_WORK TO DO:_ Go through the material below and copy all lines with "Growth".

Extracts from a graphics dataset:
· · · · ·

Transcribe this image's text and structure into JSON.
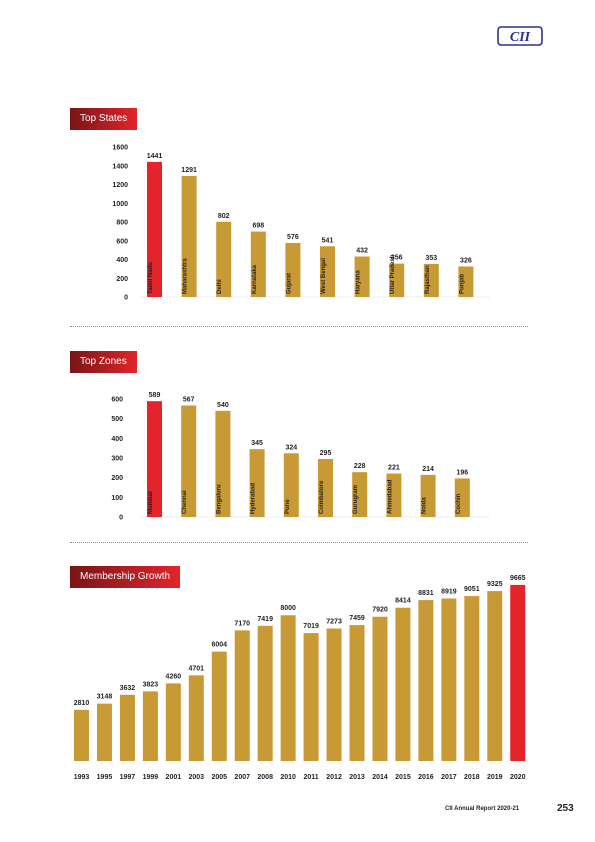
{
  "logo": {
    "text": "CII",
    "color": "#2b2f8f"
  },
  "colors": {
    "bar": "#c89a35",
    "highlight": "#e3242b",
    "axis_text": "#231f20"
  },
  "sections": {
    "states_title": "Top States",
    "zones_title": "Top Zones",
    "growth_title": "Membership Growth"
  },
  "footer": {
    "report": "CII Annual Report 2020-21",
    "page": "253"
  },
  "chart_data": [
    {
      "type": "bar",
      "title": "Top States",
      "categories": [
        "Tamil Nadu",
        "Maharashtra",
        "Delhi",
        "Karnataka",
        "Gujarat",
        "West Bengal",
        "Haryana",
        "Uttar Pradesh",
        "Rajasthan",
        "Punjab"
      ],
      "values": [
        1441,
        1291,
        802,
        698,
        576,
        541,
        432,
        356,
        353,
        326
      ],
      "highlight_index": 0,
      "ylim": [
        0,
        1600
      ],
      "yticks": [
        0,
        200,
        400,
        600,
        800,
        1000,
        1200,
        1400,
        1600
      ],
      "xlabel": "",
      "ylabel": ""
    },
    {
      "type": "bar",
      "title": "Top Zones",
      "categories": [
        "Mumbai",
        "Chennai",
        "Bengaluru",
        "Hyderabad",
        "Pune",
        "Coimbatore",
        "Gurugram",
        "Ahmedabad",
        "Noida",
        "Cochin"
      ],
      "values": [
        589,
        567,
        540,
        345,
        324,
        295,
        228,
        221,
        214,
        196
      ],
      "highlight_index": 0,
      "ylim": [
        0,
        600
      ],
      "yticks": [
        0,
        100,
        200,
        300,
        400,
        500,
        600
      ],
      "xlabel": "",
      "ylabel": ""
    },
    {
      "type": "bar",
      "title": "Membership Growth",
      "categories": [
        "1993",
        "1995",
        "1997",
        "1999",
        "2001",
        "2003",
        "2005",
        "2007",
        "2008",
        "2010",
        "2011",
        "2012",
        "2013",
        "2014",
        "2015",
        "2016",
        "2017",
        "2018",
        "2019",
        "2020"
      ],
      "values": [
        2810,
        3148,
        3632,
        3823,
        4260,
        4701,
        6004,
        7170,
        7419,
        8000,
        7019,
        7273,
        7459,
        7920,
        8414,
        8831,
        8919,
        9051,
        9325,
        9665
      ],
      "highlight_index": 19,
      "ylim": [
        0,
        10000
      ],
      "xlabel": "",
      "ylabel": ""
    }
  ]
}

· · · · ·

_COMPLETE ANSWER:_
    "growth_title": "Membership Growth"
      "title": "Membership Growth",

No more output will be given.